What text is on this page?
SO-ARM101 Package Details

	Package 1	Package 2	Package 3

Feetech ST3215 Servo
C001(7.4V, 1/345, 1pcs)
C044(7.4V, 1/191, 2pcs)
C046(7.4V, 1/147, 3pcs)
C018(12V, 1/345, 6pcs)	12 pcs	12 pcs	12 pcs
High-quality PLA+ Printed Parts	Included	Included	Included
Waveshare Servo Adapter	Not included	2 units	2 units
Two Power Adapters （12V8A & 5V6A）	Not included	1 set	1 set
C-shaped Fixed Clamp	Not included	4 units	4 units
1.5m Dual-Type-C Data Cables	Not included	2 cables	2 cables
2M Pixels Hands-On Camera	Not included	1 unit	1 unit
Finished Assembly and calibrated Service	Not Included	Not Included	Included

──────

Reproduce the material above exactly; please quote every line of it.

- **SOLUTION TO THE EXERCISE**
What text is on this page?
SO-ARM101 Package Details

	Package 1	Package 2	Package 3

Feetech ST3215 Servo
C001(7.4V, 1/345, 1pcs)
C044(7.4V, 1/191, 2pcs)
C046(7.4V, 1/147, 3pcs)
C018(12V, 1/345, 6pcs)	12 pcs	12 pcs	12 pcs
High-quality PLA+ Printed Parts	Included	Included	Included
Waveshare Servo Adapter	Not included	2 units	2 units
Two Power Adapters （12V8A & 5V6A）	Not included	1 set	1 set
C-shaped Fixed Clamp	Not included	4 units	4 units
1.5m Dual-Type-C Data Cables	Not included	2 cables	2 cables
2M Pixels Hands-On Camera	Not included	1 unit	1 unit
Finished Assembly and calibrated Service	Not Included	Not Included	Included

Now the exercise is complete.